For the word "this", copy every line of the material that includes it.

>>

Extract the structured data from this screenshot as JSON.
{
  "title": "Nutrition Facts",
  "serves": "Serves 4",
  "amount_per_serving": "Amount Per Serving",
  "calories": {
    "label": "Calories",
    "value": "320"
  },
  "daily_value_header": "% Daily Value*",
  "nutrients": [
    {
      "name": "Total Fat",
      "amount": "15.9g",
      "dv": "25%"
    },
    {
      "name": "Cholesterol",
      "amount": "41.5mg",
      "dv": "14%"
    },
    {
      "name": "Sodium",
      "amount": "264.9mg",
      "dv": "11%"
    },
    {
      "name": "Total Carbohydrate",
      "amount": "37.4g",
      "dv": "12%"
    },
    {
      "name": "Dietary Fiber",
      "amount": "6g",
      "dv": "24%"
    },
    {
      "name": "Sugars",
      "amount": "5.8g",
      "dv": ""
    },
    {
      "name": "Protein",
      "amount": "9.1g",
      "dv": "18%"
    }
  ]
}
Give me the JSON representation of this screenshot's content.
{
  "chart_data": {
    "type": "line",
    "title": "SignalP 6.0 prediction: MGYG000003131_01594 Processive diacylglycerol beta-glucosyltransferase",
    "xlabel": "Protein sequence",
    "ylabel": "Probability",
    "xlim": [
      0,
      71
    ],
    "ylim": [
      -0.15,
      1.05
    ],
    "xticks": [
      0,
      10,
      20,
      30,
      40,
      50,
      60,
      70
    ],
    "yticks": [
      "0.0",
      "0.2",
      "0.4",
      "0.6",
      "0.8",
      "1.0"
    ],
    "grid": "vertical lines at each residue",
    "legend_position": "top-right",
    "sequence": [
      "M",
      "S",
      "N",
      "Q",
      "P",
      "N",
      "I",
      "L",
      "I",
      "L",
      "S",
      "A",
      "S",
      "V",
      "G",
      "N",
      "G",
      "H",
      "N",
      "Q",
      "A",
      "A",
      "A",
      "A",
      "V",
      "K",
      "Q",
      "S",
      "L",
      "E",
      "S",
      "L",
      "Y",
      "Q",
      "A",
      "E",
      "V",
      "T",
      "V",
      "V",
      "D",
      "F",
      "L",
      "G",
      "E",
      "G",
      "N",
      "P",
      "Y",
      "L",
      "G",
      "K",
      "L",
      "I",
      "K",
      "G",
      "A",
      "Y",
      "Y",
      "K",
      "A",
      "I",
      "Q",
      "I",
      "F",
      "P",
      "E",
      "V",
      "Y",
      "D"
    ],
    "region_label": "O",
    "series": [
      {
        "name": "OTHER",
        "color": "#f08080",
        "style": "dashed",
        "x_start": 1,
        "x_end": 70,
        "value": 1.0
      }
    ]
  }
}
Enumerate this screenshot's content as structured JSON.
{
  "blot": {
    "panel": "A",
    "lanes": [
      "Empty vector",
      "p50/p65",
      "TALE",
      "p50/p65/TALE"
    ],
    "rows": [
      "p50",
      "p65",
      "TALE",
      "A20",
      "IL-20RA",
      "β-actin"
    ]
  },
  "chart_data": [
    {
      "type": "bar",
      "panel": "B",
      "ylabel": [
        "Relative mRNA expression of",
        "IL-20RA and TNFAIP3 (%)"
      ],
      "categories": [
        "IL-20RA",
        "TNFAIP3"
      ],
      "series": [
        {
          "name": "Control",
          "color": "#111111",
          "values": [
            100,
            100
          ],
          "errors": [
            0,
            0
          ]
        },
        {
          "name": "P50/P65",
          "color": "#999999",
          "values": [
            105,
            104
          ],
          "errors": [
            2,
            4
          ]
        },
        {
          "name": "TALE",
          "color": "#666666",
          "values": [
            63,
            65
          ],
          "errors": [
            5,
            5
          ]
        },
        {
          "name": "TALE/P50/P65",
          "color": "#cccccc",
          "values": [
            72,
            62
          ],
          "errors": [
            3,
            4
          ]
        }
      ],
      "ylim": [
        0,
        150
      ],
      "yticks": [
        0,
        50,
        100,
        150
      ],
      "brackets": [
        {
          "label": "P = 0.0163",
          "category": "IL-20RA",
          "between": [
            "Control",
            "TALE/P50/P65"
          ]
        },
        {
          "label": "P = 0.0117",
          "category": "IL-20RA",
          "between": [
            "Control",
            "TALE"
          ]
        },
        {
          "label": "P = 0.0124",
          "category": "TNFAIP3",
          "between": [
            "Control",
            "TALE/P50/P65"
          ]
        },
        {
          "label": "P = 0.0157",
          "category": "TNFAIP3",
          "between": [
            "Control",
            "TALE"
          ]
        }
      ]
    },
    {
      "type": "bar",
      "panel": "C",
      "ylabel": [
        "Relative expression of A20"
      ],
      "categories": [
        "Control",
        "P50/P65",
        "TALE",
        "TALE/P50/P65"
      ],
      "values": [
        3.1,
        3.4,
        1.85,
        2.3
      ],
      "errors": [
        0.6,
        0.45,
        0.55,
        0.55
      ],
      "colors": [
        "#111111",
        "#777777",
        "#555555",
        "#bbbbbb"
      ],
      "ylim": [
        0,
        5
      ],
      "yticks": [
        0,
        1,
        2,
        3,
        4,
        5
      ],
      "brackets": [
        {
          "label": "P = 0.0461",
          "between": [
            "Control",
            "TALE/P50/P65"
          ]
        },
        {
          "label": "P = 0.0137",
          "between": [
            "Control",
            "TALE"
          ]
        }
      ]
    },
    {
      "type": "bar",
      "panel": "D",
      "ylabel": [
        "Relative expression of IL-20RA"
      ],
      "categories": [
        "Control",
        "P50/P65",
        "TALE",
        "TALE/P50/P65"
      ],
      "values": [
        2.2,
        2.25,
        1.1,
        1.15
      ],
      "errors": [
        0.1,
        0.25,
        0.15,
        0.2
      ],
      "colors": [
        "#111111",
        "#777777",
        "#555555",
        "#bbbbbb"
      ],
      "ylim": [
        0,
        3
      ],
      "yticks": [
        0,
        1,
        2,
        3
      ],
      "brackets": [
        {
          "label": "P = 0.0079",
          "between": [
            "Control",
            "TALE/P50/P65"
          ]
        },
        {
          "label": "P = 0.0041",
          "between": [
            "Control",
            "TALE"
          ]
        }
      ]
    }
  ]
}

<<

Exercise response:
Extract the structured data from this screenshot as JSON.
Give me the JSON representation of this screenshot's content.
Enumerate this screenshot's content as structured JSON.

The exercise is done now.